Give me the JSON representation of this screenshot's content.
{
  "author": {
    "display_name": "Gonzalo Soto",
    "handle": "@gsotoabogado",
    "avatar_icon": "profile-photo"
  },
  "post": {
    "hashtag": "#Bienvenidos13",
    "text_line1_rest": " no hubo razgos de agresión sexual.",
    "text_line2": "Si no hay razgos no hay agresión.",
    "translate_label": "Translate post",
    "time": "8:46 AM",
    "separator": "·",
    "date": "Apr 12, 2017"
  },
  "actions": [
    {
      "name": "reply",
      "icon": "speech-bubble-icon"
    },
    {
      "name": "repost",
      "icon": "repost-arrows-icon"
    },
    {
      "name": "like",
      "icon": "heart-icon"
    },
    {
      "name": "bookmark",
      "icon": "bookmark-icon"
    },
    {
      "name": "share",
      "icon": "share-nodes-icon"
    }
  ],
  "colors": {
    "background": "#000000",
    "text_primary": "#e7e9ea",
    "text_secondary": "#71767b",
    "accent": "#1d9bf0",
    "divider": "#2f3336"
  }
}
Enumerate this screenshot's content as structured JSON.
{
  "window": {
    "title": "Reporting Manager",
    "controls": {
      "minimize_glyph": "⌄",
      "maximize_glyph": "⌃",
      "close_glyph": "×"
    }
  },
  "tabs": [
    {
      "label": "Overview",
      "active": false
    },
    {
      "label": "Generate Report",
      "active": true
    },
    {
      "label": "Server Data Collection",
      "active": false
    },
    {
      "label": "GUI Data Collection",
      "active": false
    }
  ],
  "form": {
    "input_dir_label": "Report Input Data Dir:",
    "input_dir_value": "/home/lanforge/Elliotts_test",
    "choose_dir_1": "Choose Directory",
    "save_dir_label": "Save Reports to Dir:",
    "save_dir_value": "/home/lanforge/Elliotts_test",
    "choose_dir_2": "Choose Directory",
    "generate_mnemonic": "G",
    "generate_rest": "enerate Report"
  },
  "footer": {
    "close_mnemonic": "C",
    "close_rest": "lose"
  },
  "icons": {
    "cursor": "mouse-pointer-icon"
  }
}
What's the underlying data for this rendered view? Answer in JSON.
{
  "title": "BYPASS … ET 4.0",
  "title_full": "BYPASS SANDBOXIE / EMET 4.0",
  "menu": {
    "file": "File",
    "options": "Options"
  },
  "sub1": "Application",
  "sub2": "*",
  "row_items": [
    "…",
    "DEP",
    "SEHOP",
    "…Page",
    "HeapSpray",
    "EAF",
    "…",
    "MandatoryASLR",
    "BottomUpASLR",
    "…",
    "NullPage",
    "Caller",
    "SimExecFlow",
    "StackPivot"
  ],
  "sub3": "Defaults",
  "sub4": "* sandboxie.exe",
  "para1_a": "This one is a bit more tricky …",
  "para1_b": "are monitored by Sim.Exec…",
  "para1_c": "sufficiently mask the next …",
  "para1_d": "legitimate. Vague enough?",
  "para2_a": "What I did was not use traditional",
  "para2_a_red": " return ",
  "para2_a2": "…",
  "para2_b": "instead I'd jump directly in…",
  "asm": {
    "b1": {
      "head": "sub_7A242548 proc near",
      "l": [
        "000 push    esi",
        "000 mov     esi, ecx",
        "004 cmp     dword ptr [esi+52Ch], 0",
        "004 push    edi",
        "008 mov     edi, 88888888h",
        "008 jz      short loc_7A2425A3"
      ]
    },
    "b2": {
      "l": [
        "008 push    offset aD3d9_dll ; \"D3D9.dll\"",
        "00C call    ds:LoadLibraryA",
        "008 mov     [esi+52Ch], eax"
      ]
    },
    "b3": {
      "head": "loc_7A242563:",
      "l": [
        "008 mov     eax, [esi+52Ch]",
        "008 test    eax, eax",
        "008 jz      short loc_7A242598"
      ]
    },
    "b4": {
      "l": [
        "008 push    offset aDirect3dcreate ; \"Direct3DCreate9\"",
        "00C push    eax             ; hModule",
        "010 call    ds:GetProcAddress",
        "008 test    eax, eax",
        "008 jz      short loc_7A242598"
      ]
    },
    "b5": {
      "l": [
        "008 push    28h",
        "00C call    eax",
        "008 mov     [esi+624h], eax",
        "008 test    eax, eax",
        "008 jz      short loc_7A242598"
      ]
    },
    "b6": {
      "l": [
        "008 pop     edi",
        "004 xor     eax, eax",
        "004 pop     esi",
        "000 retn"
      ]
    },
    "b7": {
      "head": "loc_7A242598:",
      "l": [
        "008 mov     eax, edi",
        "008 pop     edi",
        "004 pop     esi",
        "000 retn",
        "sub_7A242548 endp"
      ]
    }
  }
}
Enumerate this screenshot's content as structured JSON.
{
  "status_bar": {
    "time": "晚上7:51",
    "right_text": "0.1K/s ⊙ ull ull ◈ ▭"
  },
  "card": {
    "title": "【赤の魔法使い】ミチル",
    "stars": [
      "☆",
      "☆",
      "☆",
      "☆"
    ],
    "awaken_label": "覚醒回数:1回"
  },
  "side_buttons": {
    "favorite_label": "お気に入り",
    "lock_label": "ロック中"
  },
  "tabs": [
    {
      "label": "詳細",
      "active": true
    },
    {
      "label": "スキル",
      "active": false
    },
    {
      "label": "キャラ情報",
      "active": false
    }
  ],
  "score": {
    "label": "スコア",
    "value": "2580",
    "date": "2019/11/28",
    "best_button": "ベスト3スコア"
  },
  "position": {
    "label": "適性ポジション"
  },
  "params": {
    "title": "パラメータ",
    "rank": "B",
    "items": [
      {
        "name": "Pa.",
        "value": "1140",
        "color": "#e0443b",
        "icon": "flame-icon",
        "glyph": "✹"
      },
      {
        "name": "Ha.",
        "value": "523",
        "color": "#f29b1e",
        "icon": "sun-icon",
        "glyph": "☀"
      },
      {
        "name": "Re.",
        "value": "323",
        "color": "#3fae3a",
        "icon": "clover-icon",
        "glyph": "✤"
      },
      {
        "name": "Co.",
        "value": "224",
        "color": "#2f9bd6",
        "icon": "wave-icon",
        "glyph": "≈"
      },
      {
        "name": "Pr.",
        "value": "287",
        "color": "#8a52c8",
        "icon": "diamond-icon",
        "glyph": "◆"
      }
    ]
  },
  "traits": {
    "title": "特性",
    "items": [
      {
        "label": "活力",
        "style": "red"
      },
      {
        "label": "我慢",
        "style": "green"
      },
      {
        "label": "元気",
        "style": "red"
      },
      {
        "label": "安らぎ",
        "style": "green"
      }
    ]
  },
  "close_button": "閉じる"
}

- - - - -

* EXERCISE REQUIREMENTS
Return the entries above exactly as they appear.

* SOLUTION TO THIS TASK
Give me the JSON representation of this screenshot's content.
{
  "author": {
    "display_name": "Gonzalo Soto",
    "handle": "@gsotoabogado",
    "avatar_icon": "profile-photo"
  },
  "post": {
    "hashtag": "#Bienvenidos13",
    "text_line1_rest": " no hubo razgos de agresión sexual.",
    "text_line2": "Si no hay razgos no hay agresión.",
    "translate_label": "Translate post",
    "time": "8:46 AM",
    "separator": "·",
    "date": "Apr 12, 2017"
  },
  "actions": [
    {
      "name": "reply",
      "icon": "speech-bubble-icon"
    },
    {
      "name": "repost",
      "icon": "repost-arrows-icon"
    },
    {
      "name": "like",
      "icon": "heart-icon"
    },
    {
      "name": "bookmark",
      "icon": "bookmark-icon"
    },
    {
      "name": "share",
      "icon": "share-nodes-icon"
    }
  ],
  "colors": {
    "background": "#000000",
    "text_primary": "#e7e9ea",
    "text_secondary": "#71767b",
    "accent": "#1d9bf0",
    "divider": "#2f3336"
  }
}
Enumerate this screenshot's content as structured JSON.
{
  "window": {
    "title": "Reporting Manager",
    "controls": {
      "minimize_glyph": "⌄",
      "maximize_glyph": "⌃",
      "close_glyph": "×"
    }
  },
  "tabs": [
    {
      "label": "Overview",
      "active": false
    },
    {
      "label": "Generate Report",
      "active": true
    },
    {
      "label": "Server Data Collection",
      "active": false
    },
    {
      "label": "GUI Data Collection",
      "active": false
    }
  ],
  "form": {
    "input_dir_label": "Report Input Data Dir:",
    "input_dir_value": "/home/lanforge/Elliotts_test",
    "choose_dir_1": "Choose Directory",
    "save_dir_label": "Save Reports to Dir:",
    "save_dir_value": "/home/lanforge/Elliotts_test",
    "choose_dir_2": "Choose Directory",
    "generate_mnemonic": "G",
    "generate_rest": "enerate Report"
  },
  "footer": {
    "close_mnemonic": "C",
    "close_rest": "lose"
  },
  "icons": {
    "cursor": "mouse-pointer-icon"
  }
}
What's the underlying data for this rendered view? Answer in JSON.
{
  "title": "BYPASS … ET 4.0",
  "title_full": "BYPASS SANDBOXIE / EMET 4.0",
  "menu": {
    "file": "File",
    "options": "Options"
  },
  "sub1": "Application",
  "sub2": "*",
  "row_items": [
    "…",
    "DEP",
    "SEHOP",
    "…Page",
    "HeapSpray",
    "EAF",
    "…",
    "MandatoryASLR",
    "BottomUpASLR",
    "…",
    "NullPage",
    "Caller",
    "SimExecFlow",
    "StackPivot"
  ],
  "sub3": "Defaults",
  "sub4": "* sandboxie.exe",
  "para1_a": "This one is a bit more tricky …",
  "para1_b": "are monitored by Sim.Exec…",
  "para1_c": "sufficiently mask the next …",
  "para1_d": "legitimate. Vague enough?",
  "para2_a": "What I did was not use traditional",
  "para2_a_red": " return ",
  "para2_a2": "…",
  "para2_b": "instead I'd jump directly in…",
  "asm": {
    "b1": {
      "head": "sub_7A242548 proc near",
      "l": [
        "000 push    esi",
        "000 mov     esi, ecx",
        "004 cmp     dword ptr [esi+52Ch], 0",
        "004 push    edi",
        "008 mov     edi, 88888888h",
        "008 jz      short loc_7A2425A3"
      ]
    },
    "b2": {
      "l": [
        "008 push    offset aD3d9_dll ; \"D3D9.dll\"",
        "00C call    ds:LoadLibraryA",
        "008 mov     [esi+52Ch], eax"
      ]
    },
    "b3": {
      "head": "loc_7A242563:",
      "l": [
        "008 mov     eax, [esi+52Ch]",
        "008 test    eax, eax",
        "008 jz      short loc_7A242598"
      ]
    },
    "b4": {
      "l": [
        "008 push    offset aDirect3dcreate ; \"Direct3DCreate9\"",
        "00C push    eax             ; hModule",
        "010 call    ds:GetProcAddress",
        "008 test    eax, eax",
        "008 jz      short loc_7A242598"
      ]
    },
    "b5": {
      "l": [
        "008 push    28h",
        "00C call    eax",
        "008 mov     [esi+624h], eax",
        "008 test    eax, eax",
        "008 jz      short loc_7A242598"
      ]
    },
    "b6": {
      "l": [
        "008 pop     edi",
        "004 xor     eax, eax",
        "004 pop     esi",
        "000 retn"
      ]
    },
    "b7": {
      "head": "loc_7A242598:",
      "l": [
        "008 mov     eax, edi",
        "008 pop     edi",
        "004 pop     esi",
        "000 retn",
        "sub_7A242548 endp"
      ]
    }
  }
}
Enumerate this screenshot's content as structured JSON.
{
  "status_bar": {
    "time": "晚上7:51",
    "right_text": "0.1K/s ⊙ ull ull ◈ ▭"
  },
  "card": {
    "title": "【赤の魔法使い】ミチル",
    "stars": [
      "☆",
      "☆",
      "☆",
      "☆"
    ],
    "awaken_label": "覚醒回数:1回"
  },
  "side_buttons": {
    "favorite_label": "お気に入り",
    "lock_label": "ロック中"
  },
  "tabs": [
    {
      "label": "詳細",
      "active": true
    },
    {
      "label": "スキル",
      "active": false
    },
    {
      "label": "キャラ情報",
      "active": false
    }
  ],
  "score": {
    "label": "スコア",
    "value": "2580",
    "date": "2019/11/28",
    "best_button": "ベスト3スコア"
  },
  "position": {
    "label": "適性ポジション"
  },
  "params": {
    "title": "パラメータ",
    "rank": "B",
    "items": [
      {
        "name": "Pa.",
        "value": "1140",
        "color": "#e0443b",
        "icon": "flame-icon",
        "glyph": "✹"
      },
      {
        "name": "Ha.",
        "value": "523",
        "color": "#f29b1e",
        "icon": "sun-icon",
        "glyph": "☀"
      },
      {
        "name": "Re.",
        "value": "323",
        "color": "#3fae3a",
        "icon": "clover-icon",
        "glyph": "✤"
      },
      {
        "name": "Co.",
        "value": "224",
        "color": "#2f9bd6",
        "icon": "wave-icon",
        "glyph": "≈"
      },
      {
        "name": "Pr.",
        "value": "287",
        "color": "#8a52c8",
        "icon": "diamond-icon",
        "glyph": "◆"
      }
    ]
  },
  "traits": {
    "title": "特性",
    "items": [
      {
        "label": "活力",
        "style": "red"
      },
      {
        "label": "我慢",
        "style": "green"
      },
      {
        "label": "元気",
        "style": "red"
      },
      {
        "label": "安らぎ",
        "style": "green"
      }
    ]
  },
  "close_button": "閉じる"
}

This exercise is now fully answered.